- _EXERCISE DETAILS_:
Write only the number of lines in the records beneath that hold "yinlar".

□ □ □ □ □ □ □

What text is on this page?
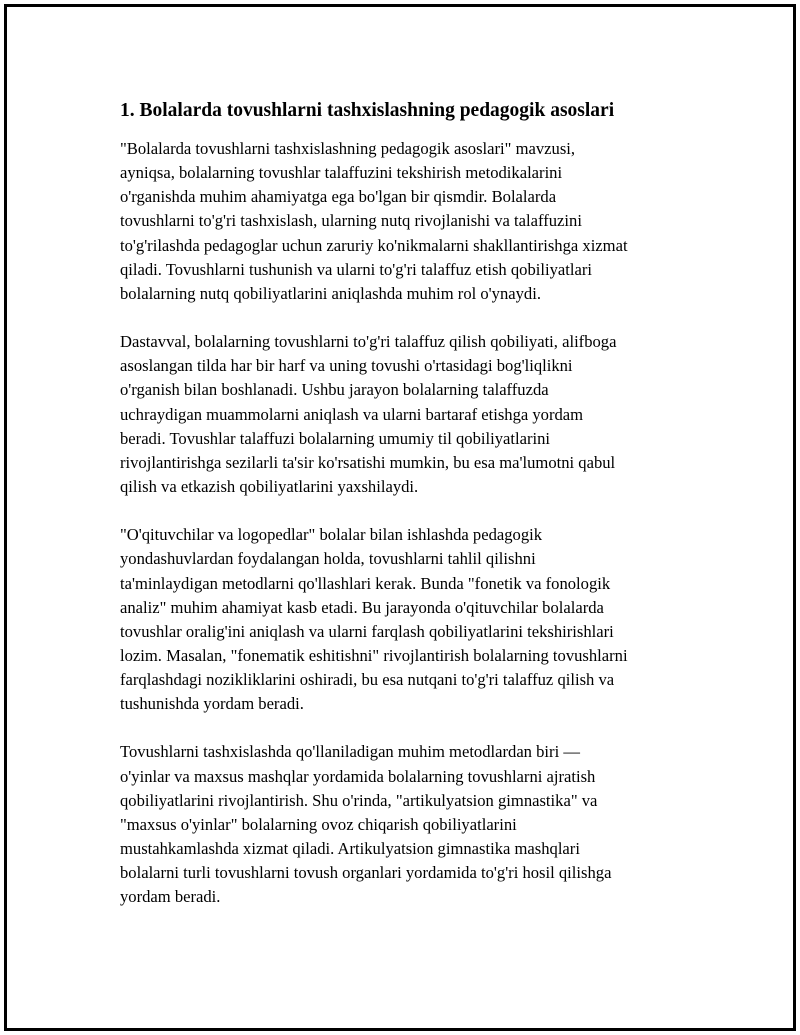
1. Bolalarda tovushlarni tashxislashning pedagogik asoslari

"Bolalarda tovushlarni tashxislashning pedagogik asoslari" mavzusi,
ayniqsa, bolalarning tovushlar talaffuzini tekshirish metodikalarini
o'rganishda muhim ahamiyatga ega bo'lgan bir qismdir. Bolalarda
tovushlarni to'g'ri tashxislash, ularning nutq rivojlanishi va talaffuzini
to'g'rilashda pedagoglar uchun zaruriy ko'nikmalarni shakllantirishga xizmat
qiladi. Tovushlarni tushunish va ularni to'g'ri talaffuz etish qobiliyatlari
bolalarning nutq qobiliyatlarini aniqlashda muhim rol o'ynaydi.

Dastavval, bolalarning tovushlarni to'g'ri talaffuz qilish qobiliyati, alifboga
asoslangan tilda har bir harf va uning tovushi o'rtasidagi bog'liqlikni
o'rganish bilan boshlanadi. Ushbu jarayon bolalarning talaffuzda
uchraydigan muammolarni aniqlash va ularni bartaraf etishga yordam
beradi. Tovushlar talaffuzi bolalarning umumiy til qobiliyatlarini
rivojlantirishga sezilarli ta'sir ko'rsatishi mumkin, bu esa ma'lumotni qabul
qilish va etkazish qobiliyatlarini yaxshilaydi.

"O'qituvchilar va logopedlar" bolalar bilan ishlashda pedagogik
yondashuvlardan foydalangan holda, tovushlarni tahlil qilishni
ta'minlaydigan metodlarni qo'llashlari kerak. Bunda "fonetik va fonologik
analiz" muhim ahamiyat kasb etadi. Bu jarayonda o'qituvchilar bolalarda
tovushlar oralig'ini aniqlash va ularni farqlash qobiliyatlarini tekshirishlari
lozim. Masalan, "fonematik eshitishni" rivojlantirish bolalarning tovushlarni
farqlashdagi nozikliklarini oshiradi, bu esa nutqani to'g'ri talaffuz qilish va
tushunishda yordam beradi.

Tovushlarni tashxislashda qo'llaniladigan muhim metodlardan biri —
o'yinlar va maxsus mashqlar yordamida bolalarning tovushlarni ajratish
qobiliyatlarini rivojlantirish. Shu o'rinda, "artikulyatsion gimnastika" va
"maxsus o'yinlar" bolalarning ovoz chiqarish qobiliyatlarini
mustahkamlashda xizmat qiladi. Artikulyatsion gimnastika mashqlari
bolalarni turli tovushlarni tovush organlari yordamida to'g'ri hosil qilishga
yordam beradi.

□ □ □ □ □ □ □

- _EXERCISE RESULT_:
2